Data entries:
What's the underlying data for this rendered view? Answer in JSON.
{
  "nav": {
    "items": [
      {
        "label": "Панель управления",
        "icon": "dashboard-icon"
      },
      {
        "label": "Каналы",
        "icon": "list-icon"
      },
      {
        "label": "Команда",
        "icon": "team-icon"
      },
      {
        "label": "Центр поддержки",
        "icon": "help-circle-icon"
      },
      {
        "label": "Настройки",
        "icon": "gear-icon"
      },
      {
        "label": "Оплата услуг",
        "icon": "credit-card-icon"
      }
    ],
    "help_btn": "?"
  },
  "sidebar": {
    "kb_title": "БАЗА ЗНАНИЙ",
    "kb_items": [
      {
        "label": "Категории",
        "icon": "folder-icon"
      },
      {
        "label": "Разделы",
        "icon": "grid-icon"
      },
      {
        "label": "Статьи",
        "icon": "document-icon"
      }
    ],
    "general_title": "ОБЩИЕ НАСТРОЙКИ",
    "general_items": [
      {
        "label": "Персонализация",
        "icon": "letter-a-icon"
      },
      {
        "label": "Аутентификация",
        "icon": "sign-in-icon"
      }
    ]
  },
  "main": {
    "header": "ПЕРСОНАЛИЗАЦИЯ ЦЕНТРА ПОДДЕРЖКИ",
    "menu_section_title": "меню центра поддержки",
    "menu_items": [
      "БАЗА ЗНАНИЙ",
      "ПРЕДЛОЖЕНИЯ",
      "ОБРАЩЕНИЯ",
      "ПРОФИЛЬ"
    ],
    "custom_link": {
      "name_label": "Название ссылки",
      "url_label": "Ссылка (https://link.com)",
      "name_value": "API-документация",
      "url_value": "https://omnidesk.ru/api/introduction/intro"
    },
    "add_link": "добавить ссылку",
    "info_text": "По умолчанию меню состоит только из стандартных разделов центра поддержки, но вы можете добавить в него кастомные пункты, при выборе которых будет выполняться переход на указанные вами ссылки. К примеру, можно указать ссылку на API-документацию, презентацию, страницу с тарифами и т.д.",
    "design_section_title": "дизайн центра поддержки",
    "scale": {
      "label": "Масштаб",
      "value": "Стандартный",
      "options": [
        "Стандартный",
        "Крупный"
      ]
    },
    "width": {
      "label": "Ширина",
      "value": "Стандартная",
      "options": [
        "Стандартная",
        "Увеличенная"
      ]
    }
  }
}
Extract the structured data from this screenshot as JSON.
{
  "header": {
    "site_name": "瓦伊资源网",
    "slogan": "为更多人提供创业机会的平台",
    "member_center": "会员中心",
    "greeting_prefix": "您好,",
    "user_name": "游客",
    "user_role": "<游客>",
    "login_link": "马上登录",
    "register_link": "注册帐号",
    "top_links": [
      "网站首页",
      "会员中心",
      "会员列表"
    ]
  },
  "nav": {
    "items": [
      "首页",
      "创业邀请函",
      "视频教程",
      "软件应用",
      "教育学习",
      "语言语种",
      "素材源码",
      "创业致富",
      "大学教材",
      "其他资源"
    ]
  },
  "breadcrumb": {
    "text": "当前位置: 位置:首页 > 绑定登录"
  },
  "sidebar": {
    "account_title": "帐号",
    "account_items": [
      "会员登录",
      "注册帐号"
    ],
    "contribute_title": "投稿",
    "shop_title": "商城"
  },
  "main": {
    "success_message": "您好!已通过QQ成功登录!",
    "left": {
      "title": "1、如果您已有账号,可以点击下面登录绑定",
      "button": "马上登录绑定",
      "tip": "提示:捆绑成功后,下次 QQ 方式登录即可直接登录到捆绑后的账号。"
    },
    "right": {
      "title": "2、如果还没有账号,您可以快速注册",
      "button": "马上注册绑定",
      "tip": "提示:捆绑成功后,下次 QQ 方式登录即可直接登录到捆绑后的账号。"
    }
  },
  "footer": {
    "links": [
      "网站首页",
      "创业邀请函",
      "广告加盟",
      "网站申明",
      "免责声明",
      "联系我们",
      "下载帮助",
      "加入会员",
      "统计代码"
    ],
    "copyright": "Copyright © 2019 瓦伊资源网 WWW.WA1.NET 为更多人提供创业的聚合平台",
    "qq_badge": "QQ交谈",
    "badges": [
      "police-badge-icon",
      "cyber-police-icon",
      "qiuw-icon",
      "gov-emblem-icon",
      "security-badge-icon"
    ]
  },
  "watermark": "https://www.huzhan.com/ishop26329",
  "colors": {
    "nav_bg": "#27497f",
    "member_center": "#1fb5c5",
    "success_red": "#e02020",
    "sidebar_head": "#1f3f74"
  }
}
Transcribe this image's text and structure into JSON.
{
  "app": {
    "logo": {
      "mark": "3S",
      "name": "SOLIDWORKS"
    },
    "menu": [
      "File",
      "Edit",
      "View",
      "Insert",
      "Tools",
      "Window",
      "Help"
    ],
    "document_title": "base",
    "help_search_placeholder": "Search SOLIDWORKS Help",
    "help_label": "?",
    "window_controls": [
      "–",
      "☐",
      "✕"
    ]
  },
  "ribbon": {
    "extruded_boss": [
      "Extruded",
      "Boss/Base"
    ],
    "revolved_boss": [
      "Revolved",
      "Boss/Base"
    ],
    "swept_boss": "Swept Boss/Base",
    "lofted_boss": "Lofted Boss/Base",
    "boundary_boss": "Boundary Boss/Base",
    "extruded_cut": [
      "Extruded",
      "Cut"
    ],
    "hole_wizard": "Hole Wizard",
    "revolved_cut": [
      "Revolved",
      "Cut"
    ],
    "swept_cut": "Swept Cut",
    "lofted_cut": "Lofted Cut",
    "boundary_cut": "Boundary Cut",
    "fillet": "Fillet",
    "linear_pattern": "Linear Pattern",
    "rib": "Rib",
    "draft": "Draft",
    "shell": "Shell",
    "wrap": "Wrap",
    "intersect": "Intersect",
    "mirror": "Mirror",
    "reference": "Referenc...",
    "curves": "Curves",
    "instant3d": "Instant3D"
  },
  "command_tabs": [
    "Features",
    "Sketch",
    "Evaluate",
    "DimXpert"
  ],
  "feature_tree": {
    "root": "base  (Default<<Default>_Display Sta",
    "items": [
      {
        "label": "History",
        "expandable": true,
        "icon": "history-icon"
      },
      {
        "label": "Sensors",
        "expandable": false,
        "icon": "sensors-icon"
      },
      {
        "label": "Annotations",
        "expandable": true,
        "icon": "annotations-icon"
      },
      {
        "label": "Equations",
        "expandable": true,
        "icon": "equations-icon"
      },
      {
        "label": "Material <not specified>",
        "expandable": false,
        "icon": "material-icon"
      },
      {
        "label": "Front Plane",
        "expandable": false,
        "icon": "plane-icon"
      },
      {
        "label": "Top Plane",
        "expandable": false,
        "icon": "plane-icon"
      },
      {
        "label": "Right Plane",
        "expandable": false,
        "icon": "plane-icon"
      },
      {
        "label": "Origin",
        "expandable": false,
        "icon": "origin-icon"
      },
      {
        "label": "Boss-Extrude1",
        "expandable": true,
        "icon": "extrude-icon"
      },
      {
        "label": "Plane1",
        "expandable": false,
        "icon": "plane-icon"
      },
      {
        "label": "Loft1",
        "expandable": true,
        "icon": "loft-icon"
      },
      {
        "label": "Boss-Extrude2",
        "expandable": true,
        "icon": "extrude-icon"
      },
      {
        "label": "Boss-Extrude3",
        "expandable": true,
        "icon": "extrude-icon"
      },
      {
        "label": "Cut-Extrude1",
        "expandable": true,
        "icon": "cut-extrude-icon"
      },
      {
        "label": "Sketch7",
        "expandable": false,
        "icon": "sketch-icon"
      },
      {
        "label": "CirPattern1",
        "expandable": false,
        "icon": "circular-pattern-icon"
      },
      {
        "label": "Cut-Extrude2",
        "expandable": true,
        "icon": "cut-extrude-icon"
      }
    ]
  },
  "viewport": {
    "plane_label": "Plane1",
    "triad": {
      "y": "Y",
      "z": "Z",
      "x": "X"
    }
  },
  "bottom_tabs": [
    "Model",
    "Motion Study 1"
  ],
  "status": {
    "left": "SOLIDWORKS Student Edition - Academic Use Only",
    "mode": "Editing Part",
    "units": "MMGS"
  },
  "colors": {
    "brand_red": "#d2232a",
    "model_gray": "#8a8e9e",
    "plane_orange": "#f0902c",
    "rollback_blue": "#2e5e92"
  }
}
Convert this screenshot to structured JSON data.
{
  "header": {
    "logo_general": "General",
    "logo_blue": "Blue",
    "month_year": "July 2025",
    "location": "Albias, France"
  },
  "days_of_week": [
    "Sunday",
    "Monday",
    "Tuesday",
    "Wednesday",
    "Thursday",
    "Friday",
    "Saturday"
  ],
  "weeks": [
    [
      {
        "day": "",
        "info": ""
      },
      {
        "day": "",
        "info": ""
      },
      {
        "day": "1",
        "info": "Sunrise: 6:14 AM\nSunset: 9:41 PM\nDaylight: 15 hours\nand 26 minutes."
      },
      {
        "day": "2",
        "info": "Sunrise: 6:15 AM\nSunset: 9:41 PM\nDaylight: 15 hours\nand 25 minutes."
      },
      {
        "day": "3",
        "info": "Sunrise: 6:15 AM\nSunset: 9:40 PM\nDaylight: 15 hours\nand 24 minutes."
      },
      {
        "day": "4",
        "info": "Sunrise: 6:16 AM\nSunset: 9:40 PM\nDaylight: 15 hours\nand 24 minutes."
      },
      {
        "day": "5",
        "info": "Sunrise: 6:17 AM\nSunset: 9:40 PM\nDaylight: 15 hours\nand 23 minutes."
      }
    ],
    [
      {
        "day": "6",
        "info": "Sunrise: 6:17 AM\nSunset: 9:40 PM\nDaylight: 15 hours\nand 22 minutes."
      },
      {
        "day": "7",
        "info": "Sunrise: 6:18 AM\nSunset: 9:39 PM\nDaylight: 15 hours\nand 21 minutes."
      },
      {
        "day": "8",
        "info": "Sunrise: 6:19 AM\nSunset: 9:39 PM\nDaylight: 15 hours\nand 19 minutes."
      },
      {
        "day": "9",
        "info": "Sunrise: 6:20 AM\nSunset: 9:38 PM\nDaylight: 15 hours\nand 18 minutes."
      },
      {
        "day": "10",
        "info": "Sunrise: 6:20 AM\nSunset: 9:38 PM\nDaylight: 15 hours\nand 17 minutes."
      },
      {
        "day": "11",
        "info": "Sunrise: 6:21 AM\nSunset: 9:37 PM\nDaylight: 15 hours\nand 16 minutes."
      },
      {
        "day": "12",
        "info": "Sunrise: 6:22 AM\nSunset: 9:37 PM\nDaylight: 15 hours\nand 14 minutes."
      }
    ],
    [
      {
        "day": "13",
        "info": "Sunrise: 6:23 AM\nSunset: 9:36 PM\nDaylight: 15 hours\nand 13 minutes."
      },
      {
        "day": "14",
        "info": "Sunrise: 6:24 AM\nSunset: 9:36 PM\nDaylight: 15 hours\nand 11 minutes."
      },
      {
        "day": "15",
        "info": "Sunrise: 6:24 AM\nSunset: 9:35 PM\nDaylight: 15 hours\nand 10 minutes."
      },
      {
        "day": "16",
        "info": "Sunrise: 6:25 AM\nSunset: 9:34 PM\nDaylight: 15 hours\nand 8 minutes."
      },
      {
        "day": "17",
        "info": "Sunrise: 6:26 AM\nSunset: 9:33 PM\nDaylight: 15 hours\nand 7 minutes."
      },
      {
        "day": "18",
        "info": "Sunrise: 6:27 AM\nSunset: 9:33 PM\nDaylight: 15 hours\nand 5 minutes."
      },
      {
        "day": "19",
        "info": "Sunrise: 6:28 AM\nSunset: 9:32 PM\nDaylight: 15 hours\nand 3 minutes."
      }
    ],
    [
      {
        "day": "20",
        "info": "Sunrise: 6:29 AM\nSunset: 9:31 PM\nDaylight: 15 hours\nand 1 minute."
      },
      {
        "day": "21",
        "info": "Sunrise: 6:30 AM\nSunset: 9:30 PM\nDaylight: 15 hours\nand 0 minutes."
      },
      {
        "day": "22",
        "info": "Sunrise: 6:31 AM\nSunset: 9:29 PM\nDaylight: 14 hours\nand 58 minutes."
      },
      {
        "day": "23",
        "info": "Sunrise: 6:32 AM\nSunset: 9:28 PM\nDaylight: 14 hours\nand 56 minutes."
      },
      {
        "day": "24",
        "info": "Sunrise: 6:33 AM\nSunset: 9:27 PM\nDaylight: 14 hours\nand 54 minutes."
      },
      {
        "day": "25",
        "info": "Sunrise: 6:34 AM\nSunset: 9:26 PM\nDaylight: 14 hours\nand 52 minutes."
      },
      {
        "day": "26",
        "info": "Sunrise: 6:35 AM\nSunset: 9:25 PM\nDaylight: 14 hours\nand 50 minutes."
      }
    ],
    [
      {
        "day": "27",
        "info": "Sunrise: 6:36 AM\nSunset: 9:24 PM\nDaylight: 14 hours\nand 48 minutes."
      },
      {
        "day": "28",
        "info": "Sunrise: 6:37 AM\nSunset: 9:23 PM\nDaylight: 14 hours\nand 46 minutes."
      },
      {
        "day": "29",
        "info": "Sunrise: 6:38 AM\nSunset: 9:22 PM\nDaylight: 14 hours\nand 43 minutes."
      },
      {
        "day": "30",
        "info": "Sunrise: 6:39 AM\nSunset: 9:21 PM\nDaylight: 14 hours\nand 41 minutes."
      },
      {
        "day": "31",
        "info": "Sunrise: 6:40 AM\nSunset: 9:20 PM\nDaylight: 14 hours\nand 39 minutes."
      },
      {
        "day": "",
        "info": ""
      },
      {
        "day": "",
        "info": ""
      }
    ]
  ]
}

*What is expected*
For this exercise, gather every line of the data that contains the word "left".

*Correct result*
    "left": {
    "left": "SOLIDWORKS Student Edition - Academic Use Only",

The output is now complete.